> [Data to process]
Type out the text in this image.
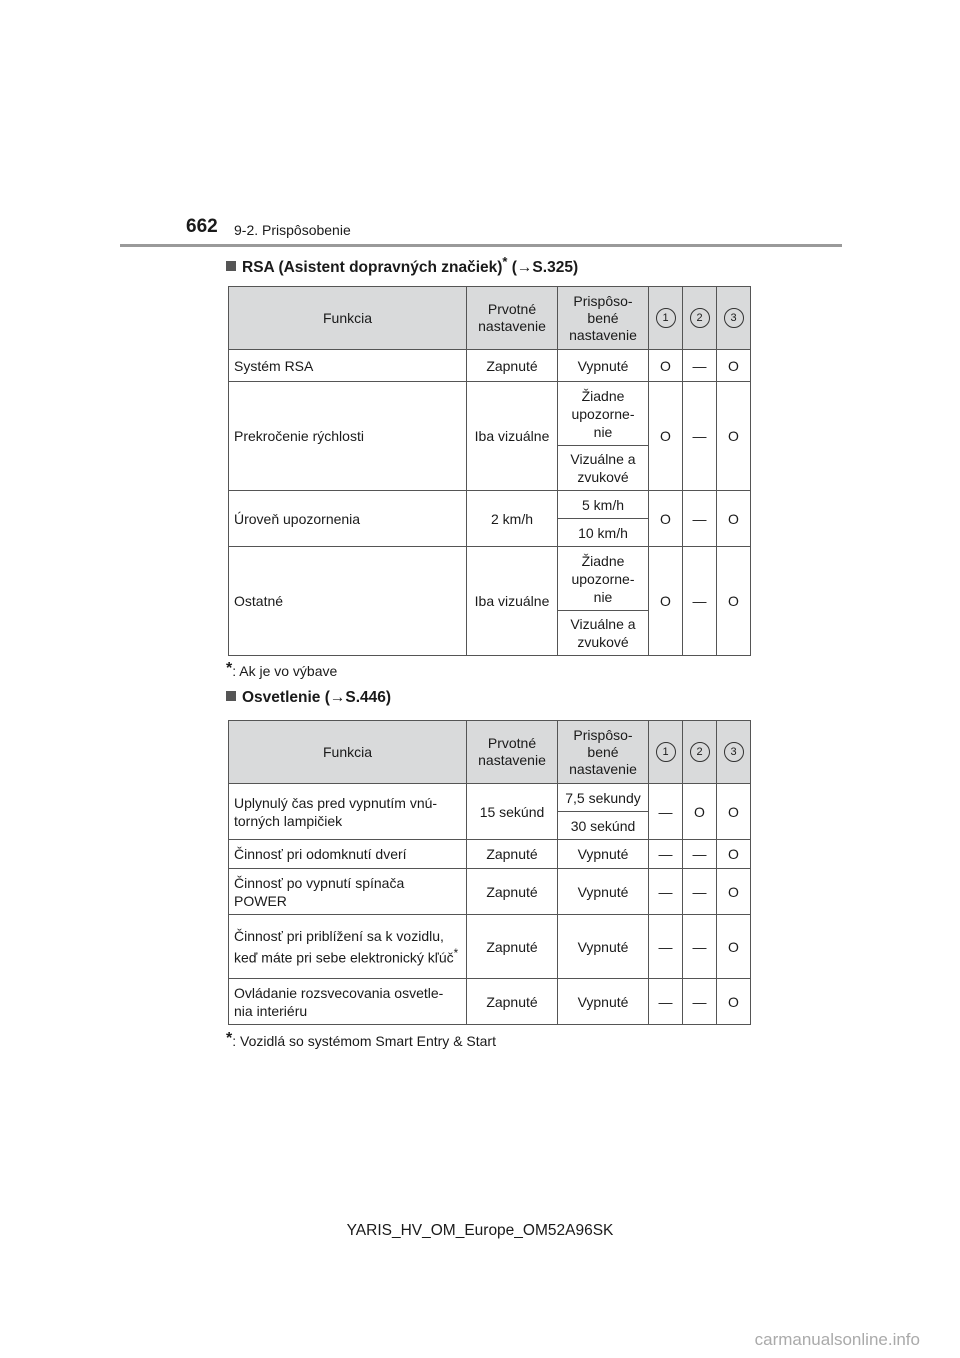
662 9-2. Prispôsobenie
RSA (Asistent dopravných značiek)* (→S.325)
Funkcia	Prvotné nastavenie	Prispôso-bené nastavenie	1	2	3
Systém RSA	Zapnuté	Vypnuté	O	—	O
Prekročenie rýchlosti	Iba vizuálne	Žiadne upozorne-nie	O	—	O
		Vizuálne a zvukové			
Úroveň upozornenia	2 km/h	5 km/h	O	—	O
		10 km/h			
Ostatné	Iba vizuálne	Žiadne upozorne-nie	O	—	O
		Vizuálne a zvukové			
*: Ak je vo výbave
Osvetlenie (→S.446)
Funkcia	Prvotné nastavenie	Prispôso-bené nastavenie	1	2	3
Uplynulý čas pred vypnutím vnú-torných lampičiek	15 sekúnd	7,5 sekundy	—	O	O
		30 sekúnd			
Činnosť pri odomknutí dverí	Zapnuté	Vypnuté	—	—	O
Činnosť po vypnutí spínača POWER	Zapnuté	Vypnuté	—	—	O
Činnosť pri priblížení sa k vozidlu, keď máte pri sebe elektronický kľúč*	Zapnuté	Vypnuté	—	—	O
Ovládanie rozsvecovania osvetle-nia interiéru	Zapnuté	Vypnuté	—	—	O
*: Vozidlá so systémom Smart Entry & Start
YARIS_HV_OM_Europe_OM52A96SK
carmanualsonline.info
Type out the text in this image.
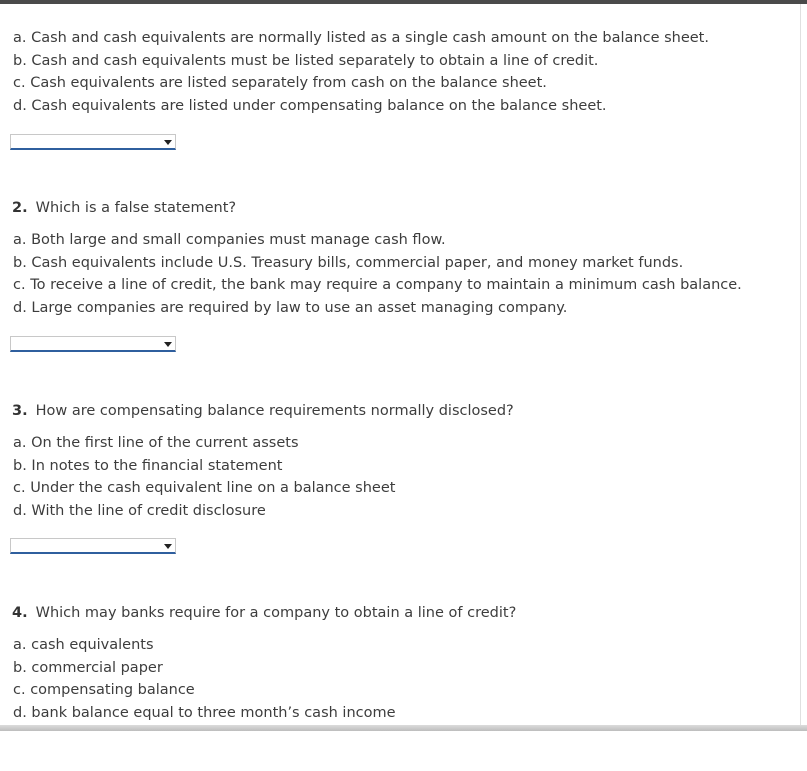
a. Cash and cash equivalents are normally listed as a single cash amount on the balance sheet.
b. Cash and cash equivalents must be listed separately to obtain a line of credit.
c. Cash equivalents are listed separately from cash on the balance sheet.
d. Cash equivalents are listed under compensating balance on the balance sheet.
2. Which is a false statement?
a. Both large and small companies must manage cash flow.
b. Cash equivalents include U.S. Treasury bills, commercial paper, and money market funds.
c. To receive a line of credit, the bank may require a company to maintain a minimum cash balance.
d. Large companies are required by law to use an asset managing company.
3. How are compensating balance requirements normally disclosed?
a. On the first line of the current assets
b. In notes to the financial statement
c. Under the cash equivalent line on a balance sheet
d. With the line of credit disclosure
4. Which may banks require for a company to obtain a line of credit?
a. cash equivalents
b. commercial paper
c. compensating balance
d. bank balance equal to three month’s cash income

> [Task to complete]
Tally up the lines in the records that contain the word "commercial" and give only the total.

> [Reply]
2